Available data
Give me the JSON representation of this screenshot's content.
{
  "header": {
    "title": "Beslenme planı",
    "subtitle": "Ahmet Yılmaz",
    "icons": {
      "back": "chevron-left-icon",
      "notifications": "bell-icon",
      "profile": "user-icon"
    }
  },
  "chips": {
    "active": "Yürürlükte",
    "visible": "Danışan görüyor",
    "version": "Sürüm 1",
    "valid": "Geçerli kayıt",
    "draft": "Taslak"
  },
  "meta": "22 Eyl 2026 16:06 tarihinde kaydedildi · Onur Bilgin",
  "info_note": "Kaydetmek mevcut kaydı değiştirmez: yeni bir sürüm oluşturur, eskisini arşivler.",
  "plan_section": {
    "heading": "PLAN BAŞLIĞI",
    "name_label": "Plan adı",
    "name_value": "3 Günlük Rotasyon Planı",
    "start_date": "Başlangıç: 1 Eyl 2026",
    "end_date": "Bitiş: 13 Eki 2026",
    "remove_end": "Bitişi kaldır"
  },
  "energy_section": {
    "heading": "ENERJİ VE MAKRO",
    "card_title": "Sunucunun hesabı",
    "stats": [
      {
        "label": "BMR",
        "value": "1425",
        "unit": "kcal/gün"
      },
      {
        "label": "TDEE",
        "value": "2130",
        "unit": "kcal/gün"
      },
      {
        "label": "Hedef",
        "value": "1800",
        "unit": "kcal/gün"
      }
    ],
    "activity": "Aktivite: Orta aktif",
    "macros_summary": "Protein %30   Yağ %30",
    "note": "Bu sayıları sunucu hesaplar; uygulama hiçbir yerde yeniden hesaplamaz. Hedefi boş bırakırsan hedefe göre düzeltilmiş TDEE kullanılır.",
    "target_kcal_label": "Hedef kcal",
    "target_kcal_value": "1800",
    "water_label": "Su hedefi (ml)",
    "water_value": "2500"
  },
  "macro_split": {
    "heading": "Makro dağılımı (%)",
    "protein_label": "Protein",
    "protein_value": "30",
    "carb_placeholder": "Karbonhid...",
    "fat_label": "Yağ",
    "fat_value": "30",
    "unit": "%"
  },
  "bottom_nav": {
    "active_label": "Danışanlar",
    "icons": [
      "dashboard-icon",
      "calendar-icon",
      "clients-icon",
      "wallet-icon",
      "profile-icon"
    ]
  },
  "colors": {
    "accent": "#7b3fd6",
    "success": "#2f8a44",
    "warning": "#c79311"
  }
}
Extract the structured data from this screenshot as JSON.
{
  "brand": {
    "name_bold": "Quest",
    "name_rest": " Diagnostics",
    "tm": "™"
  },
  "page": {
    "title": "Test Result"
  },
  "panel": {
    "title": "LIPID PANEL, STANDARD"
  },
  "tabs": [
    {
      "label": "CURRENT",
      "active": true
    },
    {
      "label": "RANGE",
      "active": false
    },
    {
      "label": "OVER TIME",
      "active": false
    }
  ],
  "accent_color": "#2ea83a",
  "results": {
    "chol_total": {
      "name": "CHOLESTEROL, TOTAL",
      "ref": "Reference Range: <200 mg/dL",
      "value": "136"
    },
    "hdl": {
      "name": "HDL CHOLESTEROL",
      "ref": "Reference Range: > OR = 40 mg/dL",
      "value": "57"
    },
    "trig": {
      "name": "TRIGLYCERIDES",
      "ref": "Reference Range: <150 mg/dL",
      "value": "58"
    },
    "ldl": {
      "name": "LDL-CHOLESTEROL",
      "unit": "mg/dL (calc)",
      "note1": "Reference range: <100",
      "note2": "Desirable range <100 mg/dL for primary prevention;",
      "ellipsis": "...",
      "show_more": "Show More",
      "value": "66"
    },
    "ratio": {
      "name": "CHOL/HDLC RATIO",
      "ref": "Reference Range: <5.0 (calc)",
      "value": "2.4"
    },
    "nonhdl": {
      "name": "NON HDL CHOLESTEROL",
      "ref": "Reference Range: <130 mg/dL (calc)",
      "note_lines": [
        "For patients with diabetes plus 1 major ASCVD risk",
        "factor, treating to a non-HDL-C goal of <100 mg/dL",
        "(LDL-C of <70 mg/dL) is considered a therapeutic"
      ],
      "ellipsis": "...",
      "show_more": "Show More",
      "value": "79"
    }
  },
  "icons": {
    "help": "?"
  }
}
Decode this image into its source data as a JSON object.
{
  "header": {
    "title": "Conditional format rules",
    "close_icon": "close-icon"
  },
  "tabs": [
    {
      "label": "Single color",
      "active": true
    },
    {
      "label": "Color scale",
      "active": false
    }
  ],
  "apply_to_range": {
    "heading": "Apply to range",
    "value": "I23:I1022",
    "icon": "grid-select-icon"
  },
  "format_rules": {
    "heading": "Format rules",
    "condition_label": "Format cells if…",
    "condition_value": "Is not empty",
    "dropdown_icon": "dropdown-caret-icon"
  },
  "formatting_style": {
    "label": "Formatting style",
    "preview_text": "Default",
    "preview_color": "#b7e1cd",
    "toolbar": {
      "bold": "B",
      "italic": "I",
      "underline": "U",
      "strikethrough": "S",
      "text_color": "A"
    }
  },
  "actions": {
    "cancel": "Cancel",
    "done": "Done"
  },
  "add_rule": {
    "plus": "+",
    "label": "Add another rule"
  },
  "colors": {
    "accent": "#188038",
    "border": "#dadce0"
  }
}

What you have to do
With every word kept as it is, set down the entries again.

Reply
Give me the JSON representation of this screenshot's content.
{
  "header": {
    "title": "Beslenme planı",
    "subtitle": "Ahmet Yılmaz",
    "icons": {
      "back": "chevron-left-icon",
      "notifications": "bell-icon",
      "profile": "user-icon"
    }
  },
  "chips": {
    "active": "Yürürlükte",
    "visible": "Danışan görüyor",
    "version": "Sürüm 1",
    "valid": "Geçerli kayıt",
    "draft": "Taslak"
  },
  "meta": "22 Eyl 2026 16:06 tarihinde kaydedildi · Onur Bilgin",
  "info_note": "Kaydetmek mevcut kaydı değiştirmez: yeni bir sürüm oluşturur, eskisini arşivler.",
  "plan_section": {
    "heading": "PLAN BAŞLIĞI",
    "name_label": "Plan adı",
    "name_value": "3 Günlük Rotasyon Planı",
    "start_date": "Başlangıç: 1 Eyl 2026",
    "end_date": "Bitiş: 13 Eki 2026",
    "remove_end": "Bitişi kaldır"
  },
  "energy_section": {
    "heading": "ENERJİ VE MAKRO",
    "card_title": "Sunucunun hesabı",
    "stats": [
      {
        "label": "BMR",
        "value": "1425",
        "unit": "kcal/gün"
      },
      {
        "label": "TDEE",
        "value": "2130",
        "unit": "kcal/gün"
      },
      {
        "label": "Hedef",
        "value": "1800",
        "unit": "kcal/gün"
      }
    ],
    "activity": "Aktivite: Orta aktif",
    "macros_summary": "Protein %30   Yağ %30",
    "note": "Bu sayıları sunucu hesaplar; uygulama hiçbir yerde yeniden hesaplamaz. Hedefi boş bırakırsan hedefe göre düzeltilmiş TDEE kullanılır.",
    "target_kcal_label": "Hedef kcal",
    "target_kcal_value": "1800",
    "water_label": "Su hedefi (ml)",
    "water_value": "2500"
  },
  "macro_split": {
    "heading": "Makro dağılımı (%)",
    "protein_label": "Protein",
    "protein_value": "30",
    "carb_placeholder": "Karbonhid...",
    "fat_label": "Yağ",
    "fat_value": "30",
    "unit": "%"
  },
  "bottom_nav": {
    "active_label": "Danışanlar",
    "icons": [
      "dashboard-icon",
      "calendar-icon",
      "clients-icon",
      "wallet-icon",
      "profile-icon"
    ]
  },
  "colors": {
    "accent": "#7b3fd6",
    "success": "#2f8a44",
    "warning": "#c79311"
  }
}
Extract the structured data from this screenshot as JSON.
{
  "brand": {
    "name_bold": "Quest",
    "name_rest": " Diagnostics",
    "tm": "™"
  },
  "page": {
    "title": "Test Result"
  },
  "panel": {
    "title": "LIPID PANEL, STANDARD"
  },
  "tabs": [
    {
      "label": "CURRENT",
      "active": true
    },
    {
      "label": "RANGE",
      "active": false
    },
    {
      "label": "OVER TIME",
      "active": false
    }
  ],
  "accent_color": "#2ea83a",
  "results": {
    "chol_total": {
      "name": "CHOLESTEROL, TOTAL",
      "ref": "Reference Range: <200 mg/dL",
      "value": "136"
    },
    "hdl": {
      "name": "HDL CHOLESTEROL",
      "ref": "Reference Range: > OR = 40 mg/dL",
      "value": "57"
    },
    "trig": {
      "name": "TRIGLYCERIDES",
      "ref": "Reference Range: <150 mg/dL",
      "value": "58"
    },
    "ldl": {
      "name": "LDL-CHOLESTEROL",
      "unit": "mg/dL (calc)",
      "note1": "Reference range: <100",
      "note2": "Desirable range <100 mg/dL for primary prevention;",
      "ellipsis": "...",
      "show_more": "Show More",
      "value": "66"
    },
    "ratio": {
      "name": "CHOL/HDLC RATIO",
      "ref": "Reference Range: <5.0 (calc)",
      "value": "2.4"
    },
    "nonhdl": {
      "name": "NON HDL CHOLESTEROL",
      "ref": "Reference Range: <130 mg/dL (calc)",
      "note_lines": [
        "For patients with diabetes plus 1 major ASCVD risk",
        "factor, treating to a non-HDL-C goal of <100 mg/dL",
        "(LDL-C of <70 mg/dL) is considered a therapeutic"
      ],
      "ellipsis": "...",
      "show_more": "Show More",
      "value": "79"
    }
  },
  "icons": {
    "help": "?"
  }
}
Decode this image into its source data as a JSON object.
{
  "header": {
    "title": "Conditional format rules",
    "close_icon": "close-icon"
  },
  "tabs": [
    {
      "label": "Single color",
      "active": true
    },
    {
      "label": "Color scale",
      "active": false
    }
  ],
  "apply_to_range": {
    "heading": "Apply to range",
    "value": "I23:I1022",
    "icon": "grid-select-icon"
  },
  "format_rules": {
    "heading": "Format rules",
    "condition_label": "Format cells if…",
    "condition_value": "Is not empty",
    "dropdown_icon": "dropdown-caret-icon"
  },
  "formatting_style": {
    "label": "Formatting style",
    "preview_text": "Default",
    "preview_color": "#b7e1cd",
    "toolbar": {
      "bold": "B",
      "italic": "I",
      "underline": "U",
      "strikethrough": "S",
      "text_color": "A"
    }
  },
  "actions": {
    "cancel": "Cancel",
    "done": "Done"
  },
  "add_rule": {
    "plus": "+",
    "label": "Add another rule"
  },
  "colors": {
    "accent": "#188038",
    "border": "#dadce0"
  }
}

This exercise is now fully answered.